> EXERCISE:
Pictures do not belong in your copy. Repeat all the other data exactly.

[Records from a data source]
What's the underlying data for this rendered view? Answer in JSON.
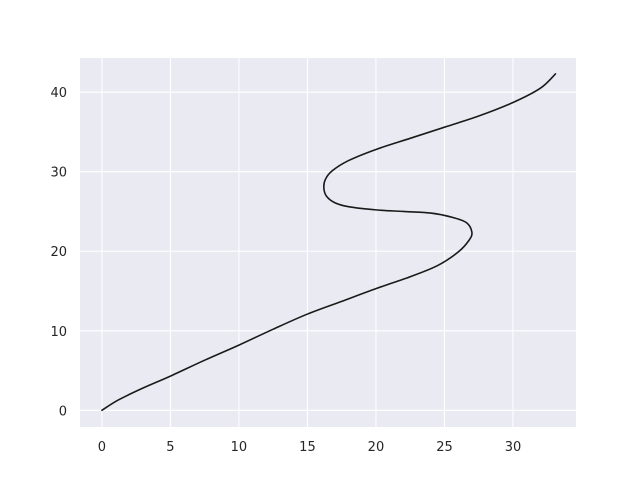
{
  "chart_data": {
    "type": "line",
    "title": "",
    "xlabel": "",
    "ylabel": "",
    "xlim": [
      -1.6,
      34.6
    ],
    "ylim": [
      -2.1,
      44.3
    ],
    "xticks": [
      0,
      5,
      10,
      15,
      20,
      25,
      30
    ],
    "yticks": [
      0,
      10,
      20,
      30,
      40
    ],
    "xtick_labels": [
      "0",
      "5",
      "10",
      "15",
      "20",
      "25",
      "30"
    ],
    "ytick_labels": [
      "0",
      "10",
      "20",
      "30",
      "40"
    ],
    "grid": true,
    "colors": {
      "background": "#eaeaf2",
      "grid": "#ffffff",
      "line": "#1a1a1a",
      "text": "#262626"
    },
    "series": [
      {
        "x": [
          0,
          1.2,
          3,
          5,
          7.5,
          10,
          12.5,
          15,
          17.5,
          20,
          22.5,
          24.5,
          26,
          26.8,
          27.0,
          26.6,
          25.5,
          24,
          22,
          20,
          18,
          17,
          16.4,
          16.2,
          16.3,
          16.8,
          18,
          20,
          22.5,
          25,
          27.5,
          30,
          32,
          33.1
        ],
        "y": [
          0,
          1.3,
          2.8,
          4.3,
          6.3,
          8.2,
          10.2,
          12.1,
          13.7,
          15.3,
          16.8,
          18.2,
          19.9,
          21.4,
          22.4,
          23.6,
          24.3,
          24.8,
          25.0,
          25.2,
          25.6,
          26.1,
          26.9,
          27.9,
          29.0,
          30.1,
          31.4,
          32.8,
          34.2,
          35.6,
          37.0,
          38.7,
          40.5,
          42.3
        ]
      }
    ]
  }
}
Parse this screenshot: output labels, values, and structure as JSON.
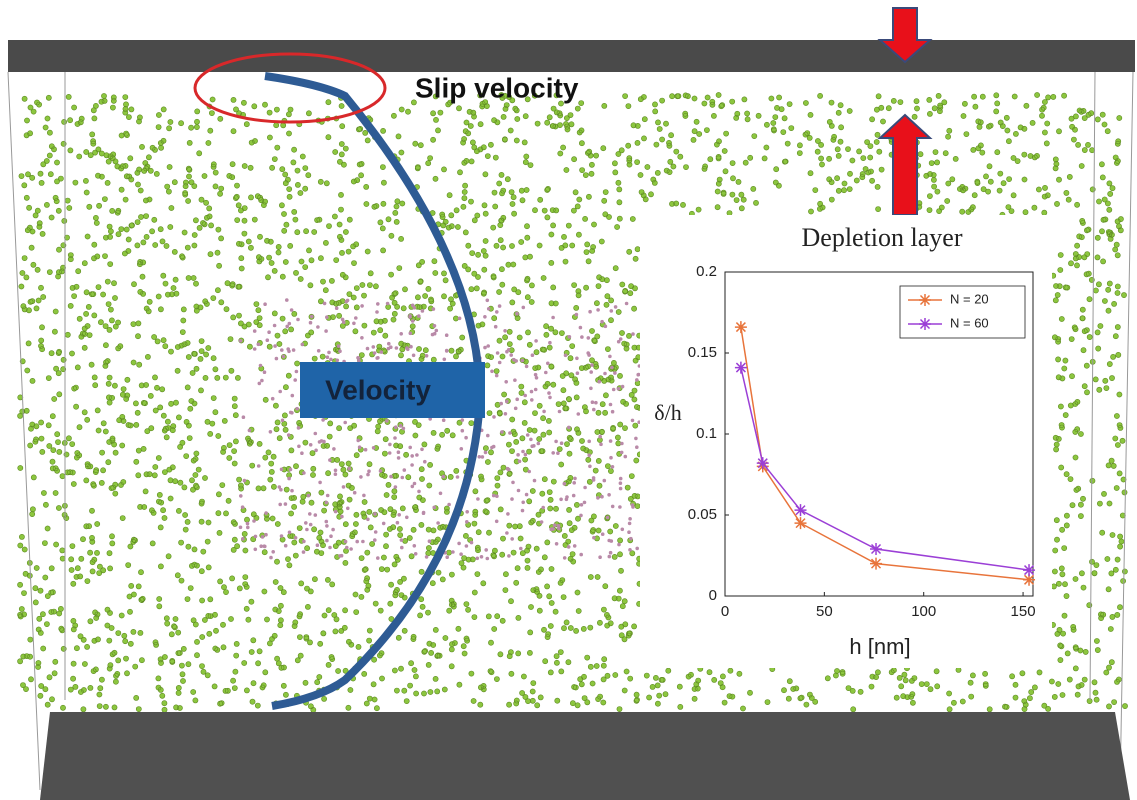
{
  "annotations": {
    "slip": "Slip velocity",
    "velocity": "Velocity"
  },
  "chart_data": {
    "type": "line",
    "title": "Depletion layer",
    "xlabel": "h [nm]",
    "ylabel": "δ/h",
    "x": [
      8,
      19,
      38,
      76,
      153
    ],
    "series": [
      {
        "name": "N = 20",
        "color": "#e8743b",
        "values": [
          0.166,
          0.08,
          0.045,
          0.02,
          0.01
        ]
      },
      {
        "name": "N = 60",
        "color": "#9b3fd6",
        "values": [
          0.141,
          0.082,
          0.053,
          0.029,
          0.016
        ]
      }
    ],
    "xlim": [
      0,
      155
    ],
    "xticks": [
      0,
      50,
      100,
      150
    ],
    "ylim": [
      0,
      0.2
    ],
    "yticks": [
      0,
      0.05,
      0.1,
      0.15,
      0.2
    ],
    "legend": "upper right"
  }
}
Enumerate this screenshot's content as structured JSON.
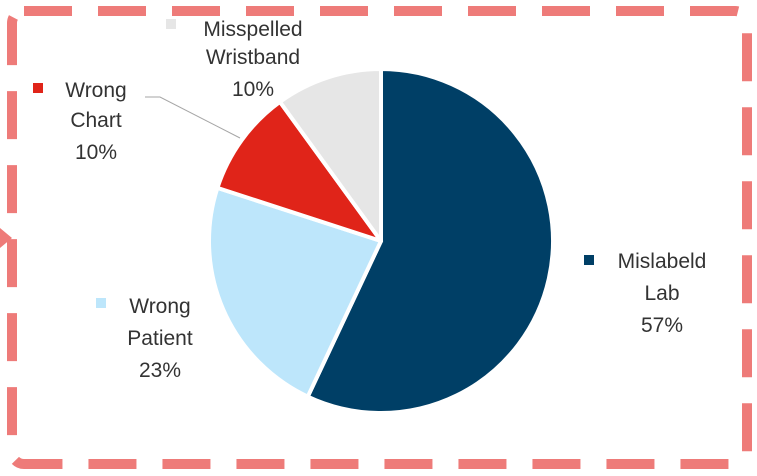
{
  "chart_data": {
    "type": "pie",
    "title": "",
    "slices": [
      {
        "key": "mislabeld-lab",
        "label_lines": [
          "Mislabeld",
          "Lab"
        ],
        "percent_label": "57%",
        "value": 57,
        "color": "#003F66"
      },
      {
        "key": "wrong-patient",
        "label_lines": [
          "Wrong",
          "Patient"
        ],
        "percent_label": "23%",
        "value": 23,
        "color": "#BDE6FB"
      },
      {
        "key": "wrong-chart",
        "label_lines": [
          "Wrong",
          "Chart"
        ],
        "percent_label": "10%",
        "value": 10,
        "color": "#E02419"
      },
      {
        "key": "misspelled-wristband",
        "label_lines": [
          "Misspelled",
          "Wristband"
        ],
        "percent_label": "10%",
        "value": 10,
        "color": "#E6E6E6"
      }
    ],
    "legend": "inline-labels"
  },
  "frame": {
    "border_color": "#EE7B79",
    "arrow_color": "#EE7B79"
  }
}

> TASK SOLUTION:
What's the underlying data for this rendered view? Answer in JSON.
{
  "chart_data": {
    "type": "line",
    "title": "",
    "xlabel": "",
    "ylabel": "",
    "xlim": [
      -1.6,
      34.6
    ],
    "ylim": [
      -2.1,
      44.3
    ],
    "xticks": [
      0,
      5,
      10,
      15,
      20,
      25,
      30
    ],
    "yticks": [
      0,
      10,
      20,
      30,
      40
    ],
    "xtick_labels": [
      "0",
      "5",
      "10",
      "15",
      "20",
      "25",
      "30"
    ],
    "ytick_labels": [
      "0",
      "10",
      "20",
      "30",
      "40"
    ],
    "grid": true,
    "colors": {
      "background": "#eaeaf2",
      "grid": "#ffffff",
      "line": "#1a1a1a",
      "text": "#262626"
    },
    "series": [
      {
        "x": [
          0,
          1.2,
          3,
          5,
          7.5,
          10,
          12.5,
          15,
          17.5,
          20,
          22.5,
          24.5,
          26,
          26.8,
          27.0,
          26.6,
          25.5,
          24,
          22,
          20,
          18,
          17,
          16.4,
          16.2,
          16.3,
          16.8,
          18,
          20,
          22.5,
          25,
          27.5,
          30,
          32,
          33.1
        ],
        "y": [
          0,
          1.3,
          2.8,
          4.3,
          6.3,
          8.2,
          10.2,
          12.1,
          13.7,
          15.3,
          16.8,
          18.2,
          19.9,
          21.4,
          22.4,
          23.6,
          24.3,
          24.8,
          25.0,
          25.2,
          25.6,
          26.1,
          26.9,
          27.9,
          29.0,
          30.1,
          31.4,
          32.8,
          34.2,
          35.6,
          37.0,
          38.7,
          40.5,
          42.3
        ]
      }
    ]
  }
}
Parse this screenshot: output labels, values, and structure as JSON.
{
  "annotations": {
    "slip": "Slip velocity",
    "velocity": "Velocity"
  },
  "chart_data": {
    "type": "line",
    "title": "Depletion layer",
    "xlabel": "h [nm]",
    "ylabel": "δ/h",
    "x": [
      8,
      19,
      38,
      76,
      153
    ],
    "series": [
      {
        "name": "N = 20",
        "color": "#e8743b",
        "values": [
          0.166,
          0.08,
          0.045,
          0.02,
          0.01
        ]
      },
      {
        "name": "N = 60",
        "color": "#9b3fd6",
        "values": [
          0.141,
          0.082,
          0.053,
          0.029,
          0.016
        ]
      }
    ],
    "xlim": [
      0,
      155
    ],
    "xticks": [
      0,
      50,
      100,
      150
    ],
    "ylim": [
      0,
      0.2
    ],
    "yticks": [
      0,
      0.05,
      0.1,
      0.15,
      0.2
    ],
    "legend": "upper right"
  }
}
Enumerate this screenshot's content as structured JSON.
{
  "chart_data": {
    "type": "pie",
    "title": "",
    "slices": [
      {
        "key": "mislabeld-lab",
        "label_lines": [
          "Mislabeld",
          "Lab"
        ],
        "percent_label": "57%",
        "value": 57,
        "color": "#003F66"
      },
      {
        "key": "wrong-patient",
        "label_lines": [
          "Wrong",
          "Patient"
        ],
        "percent_label": "23%",
        "value": 23,
        "color": "#BDE6FB"
      },
      {
        "key": "wrong-chart",
        "label_lines": [
          "Wrong",
          "Chart"
        ],
        "percent_label": "10%",
        "value": 10,
        "color": "#E02419"
      },
      {
        "key": "misspelled-wristband",
        "label_lines": [
          "Misspelled",
          "Wristband"
        ],
        "percent_label": "10%",
        "value": 10,
        "color": "#E6E6E6"
      }
    ],
    "legend": "inline-labels"
  },
  "frame": {
    "border_color": "#EE7B79",
    "arrow_color": "#EE7B79"
  }
}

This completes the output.